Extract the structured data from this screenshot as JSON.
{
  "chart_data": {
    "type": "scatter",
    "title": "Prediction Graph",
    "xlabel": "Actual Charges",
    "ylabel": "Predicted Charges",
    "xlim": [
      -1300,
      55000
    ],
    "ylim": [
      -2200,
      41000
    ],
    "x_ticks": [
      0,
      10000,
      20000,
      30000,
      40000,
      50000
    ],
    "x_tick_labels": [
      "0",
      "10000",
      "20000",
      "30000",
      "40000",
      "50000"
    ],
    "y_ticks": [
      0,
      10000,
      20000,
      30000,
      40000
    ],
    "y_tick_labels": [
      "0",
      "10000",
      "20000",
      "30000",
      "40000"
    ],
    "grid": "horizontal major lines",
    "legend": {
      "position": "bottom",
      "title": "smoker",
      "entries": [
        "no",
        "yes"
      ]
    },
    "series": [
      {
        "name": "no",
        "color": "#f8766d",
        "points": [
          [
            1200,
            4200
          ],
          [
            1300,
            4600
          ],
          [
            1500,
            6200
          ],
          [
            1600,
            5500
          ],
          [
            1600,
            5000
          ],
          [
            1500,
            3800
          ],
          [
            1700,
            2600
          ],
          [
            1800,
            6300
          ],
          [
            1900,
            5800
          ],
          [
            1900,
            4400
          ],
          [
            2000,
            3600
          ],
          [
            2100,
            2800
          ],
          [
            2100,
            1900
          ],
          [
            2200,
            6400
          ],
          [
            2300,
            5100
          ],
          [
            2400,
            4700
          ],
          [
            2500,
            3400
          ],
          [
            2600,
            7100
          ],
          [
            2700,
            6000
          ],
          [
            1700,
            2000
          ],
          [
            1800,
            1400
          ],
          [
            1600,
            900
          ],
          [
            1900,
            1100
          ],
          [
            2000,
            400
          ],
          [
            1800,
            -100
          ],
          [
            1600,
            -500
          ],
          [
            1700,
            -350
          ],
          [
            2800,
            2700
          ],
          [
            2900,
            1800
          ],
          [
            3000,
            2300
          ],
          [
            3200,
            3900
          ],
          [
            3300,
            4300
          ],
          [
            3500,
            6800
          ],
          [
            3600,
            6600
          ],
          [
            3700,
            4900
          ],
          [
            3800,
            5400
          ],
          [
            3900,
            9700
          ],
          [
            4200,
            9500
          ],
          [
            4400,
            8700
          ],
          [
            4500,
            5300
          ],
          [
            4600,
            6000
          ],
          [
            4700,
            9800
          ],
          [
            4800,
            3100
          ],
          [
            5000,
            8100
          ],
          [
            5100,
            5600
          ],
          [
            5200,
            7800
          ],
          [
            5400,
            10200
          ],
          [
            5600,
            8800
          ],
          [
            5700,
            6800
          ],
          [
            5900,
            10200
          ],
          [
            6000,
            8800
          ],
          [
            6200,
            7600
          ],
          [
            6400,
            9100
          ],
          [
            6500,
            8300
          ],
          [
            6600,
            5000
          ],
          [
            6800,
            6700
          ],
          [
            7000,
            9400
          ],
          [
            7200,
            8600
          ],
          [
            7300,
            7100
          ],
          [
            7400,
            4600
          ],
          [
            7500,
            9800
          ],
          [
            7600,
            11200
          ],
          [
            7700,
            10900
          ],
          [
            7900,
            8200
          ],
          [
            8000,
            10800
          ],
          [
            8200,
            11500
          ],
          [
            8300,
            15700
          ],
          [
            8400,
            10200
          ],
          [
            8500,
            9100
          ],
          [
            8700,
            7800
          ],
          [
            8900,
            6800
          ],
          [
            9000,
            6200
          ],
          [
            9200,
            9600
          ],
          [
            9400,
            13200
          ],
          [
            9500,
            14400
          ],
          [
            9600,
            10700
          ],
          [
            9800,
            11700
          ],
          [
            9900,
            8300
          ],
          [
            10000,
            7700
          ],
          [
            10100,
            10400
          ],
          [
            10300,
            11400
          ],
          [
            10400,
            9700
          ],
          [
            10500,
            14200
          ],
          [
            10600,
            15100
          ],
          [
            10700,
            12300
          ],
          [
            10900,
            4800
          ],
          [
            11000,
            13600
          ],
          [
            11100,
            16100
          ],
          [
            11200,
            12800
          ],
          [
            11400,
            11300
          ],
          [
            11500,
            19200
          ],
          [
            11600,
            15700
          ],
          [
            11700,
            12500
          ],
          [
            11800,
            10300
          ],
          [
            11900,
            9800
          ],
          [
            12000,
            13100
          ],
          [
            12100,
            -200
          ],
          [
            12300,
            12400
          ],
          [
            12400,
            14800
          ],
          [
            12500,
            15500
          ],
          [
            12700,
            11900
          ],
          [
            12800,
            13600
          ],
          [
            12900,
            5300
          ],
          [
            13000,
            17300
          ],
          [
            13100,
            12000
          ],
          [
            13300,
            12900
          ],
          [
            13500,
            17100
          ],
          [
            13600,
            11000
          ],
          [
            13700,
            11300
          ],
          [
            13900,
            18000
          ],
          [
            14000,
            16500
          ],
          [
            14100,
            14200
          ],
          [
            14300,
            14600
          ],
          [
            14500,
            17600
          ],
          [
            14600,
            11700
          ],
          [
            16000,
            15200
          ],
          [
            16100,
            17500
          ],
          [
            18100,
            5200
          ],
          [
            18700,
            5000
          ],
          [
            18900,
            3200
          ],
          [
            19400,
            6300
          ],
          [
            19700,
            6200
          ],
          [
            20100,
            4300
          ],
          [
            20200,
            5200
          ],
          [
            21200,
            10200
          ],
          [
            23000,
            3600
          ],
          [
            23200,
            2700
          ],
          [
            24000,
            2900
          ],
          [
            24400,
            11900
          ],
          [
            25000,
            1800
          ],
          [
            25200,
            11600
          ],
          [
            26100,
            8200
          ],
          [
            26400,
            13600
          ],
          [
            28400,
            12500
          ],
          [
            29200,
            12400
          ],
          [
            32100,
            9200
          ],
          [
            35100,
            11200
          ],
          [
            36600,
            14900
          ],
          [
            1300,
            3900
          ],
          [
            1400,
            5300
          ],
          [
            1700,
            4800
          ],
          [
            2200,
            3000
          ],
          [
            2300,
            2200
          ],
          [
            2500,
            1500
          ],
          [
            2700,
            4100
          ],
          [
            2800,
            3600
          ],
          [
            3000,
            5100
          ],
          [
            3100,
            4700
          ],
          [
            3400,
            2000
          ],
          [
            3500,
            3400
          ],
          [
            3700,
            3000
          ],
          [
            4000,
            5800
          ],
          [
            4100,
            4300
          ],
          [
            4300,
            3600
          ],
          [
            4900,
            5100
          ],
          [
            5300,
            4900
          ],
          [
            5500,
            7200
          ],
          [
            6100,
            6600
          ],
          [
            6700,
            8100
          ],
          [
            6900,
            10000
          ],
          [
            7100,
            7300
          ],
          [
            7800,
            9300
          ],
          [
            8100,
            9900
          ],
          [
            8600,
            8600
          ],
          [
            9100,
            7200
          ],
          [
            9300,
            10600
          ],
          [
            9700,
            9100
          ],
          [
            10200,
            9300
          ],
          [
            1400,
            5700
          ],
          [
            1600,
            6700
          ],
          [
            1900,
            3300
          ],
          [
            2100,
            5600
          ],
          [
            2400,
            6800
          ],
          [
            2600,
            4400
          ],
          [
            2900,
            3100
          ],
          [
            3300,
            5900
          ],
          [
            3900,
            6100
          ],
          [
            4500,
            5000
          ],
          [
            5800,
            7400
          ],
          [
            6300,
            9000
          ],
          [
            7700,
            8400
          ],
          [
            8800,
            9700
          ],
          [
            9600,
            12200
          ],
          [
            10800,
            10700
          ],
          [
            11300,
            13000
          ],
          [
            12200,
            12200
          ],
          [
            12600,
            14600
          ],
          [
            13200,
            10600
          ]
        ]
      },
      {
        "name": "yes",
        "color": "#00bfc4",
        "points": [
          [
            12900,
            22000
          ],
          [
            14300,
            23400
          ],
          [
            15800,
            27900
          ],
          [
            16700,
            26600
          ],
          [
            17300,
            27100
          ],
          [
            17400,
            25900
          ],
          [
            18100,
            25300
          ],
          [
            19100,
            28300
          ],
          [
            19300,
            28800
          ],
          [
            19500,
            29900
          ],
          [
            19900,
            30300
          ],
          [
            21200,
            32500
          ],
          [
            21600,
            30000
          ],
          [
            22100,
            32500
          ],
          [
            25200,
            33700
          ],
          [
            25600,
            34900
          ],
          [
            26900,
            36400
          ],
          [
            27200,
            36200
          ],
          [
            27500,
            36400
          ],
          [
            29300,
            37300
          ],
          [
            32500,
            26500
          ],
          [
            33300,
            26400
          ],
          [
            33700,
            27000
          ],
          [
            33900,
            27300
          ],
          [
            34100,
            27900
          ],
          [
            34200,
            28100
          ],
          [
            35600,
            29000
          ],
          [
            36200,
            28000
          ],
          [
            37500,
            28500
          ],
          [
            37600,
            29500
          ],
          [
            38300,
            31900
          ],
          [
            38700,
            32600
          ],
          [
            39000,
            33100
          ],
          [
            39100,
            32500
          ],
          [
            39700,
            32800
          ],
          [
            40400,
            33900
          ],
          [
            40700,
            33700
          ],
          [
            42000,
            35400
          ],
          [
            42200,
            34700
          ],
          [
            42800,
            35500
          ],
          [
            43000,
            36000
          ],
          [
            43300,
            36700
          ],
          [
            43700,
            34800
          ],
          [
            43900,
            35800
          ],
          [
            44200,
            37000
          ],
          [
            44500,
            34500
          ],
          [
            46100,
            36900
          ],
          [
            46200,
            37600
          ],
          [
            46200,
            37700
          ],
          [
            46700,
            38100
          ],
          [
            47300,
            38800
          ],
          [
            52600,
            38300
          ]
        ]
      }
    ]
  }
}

▬▬▬▬▬▬

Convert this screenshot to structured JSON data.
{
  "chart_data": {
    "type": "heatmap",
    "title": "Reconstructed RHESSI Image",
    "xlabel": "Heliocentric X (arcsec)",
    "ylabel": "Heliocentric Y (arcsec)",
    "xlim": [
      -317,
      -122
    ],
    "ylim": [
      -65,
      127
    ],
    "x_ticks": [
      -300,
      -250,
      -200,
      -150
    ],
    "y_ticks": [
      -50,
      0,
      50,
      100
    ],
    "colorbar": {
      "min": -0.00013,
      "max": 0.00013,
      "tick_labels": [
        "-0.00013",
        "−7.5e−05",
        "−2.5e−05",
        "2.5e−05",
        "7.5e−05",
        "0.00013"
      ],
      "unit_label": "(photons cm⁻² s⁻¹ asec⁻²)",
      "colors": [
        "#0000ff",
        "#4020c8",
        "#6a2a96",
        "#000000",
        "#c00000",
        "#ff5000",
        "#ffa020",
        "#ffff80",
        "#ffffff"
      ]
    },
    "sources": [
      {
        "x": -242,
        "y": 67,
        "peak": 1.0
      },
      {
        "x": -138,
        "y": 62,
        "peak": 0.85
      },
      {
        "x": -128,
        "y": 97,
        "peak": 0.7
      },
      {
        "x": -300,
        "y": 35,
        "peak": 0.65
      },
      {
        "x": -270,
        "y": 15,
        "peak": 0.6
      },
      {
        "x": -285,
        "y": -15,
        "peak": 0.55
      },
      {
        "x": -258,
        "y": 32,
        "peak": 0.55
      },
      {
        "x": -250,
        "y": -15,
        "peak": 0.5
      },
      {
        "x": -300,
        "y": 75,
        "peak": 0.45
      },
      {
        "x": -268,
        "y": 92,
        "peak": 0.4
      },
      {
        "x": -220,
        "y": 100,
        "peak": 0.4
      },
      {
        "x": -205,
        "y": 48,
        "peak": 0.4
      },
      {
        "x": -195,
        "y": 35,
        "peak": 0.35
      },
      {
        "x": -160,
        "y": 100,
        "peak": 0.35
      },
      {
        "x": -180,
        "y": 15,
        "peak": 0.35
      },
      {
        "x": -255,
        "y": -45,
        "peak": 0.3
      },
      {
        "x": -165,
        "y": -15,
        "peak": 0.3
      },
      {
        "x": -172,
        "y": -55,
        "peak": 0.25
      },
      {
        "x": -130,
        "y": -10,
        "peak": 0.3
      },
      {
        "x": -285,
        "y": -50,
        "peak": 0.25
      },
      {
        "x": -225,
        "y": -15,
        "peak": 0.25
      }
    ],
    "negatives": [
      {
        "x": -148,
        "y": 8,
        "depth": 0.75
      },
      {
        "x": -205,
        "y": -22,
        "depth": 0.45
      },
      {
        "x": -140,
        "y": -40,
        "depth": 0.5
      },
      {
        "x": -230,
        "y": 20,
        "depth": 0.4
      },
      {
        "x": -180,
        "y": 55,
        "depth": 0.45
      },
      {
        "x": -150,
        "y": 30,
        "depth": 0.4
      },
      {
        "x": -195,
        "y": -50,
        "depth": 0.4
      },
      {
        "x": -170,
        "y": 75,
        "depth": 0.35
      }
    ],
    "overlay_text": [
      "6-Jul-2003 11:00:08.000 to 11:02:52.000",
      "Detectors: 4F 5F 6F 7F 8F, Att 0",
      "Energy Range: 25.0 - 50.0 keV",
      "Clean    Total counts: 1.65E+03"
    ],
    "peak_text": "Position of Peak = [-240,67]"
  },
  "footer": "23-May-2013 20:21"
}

▬▬▬▬▬▬

__What is expected__.
Determine how many of the lines above hold the word "structured", and output that number by itself.

__Reply to the exercise__.
2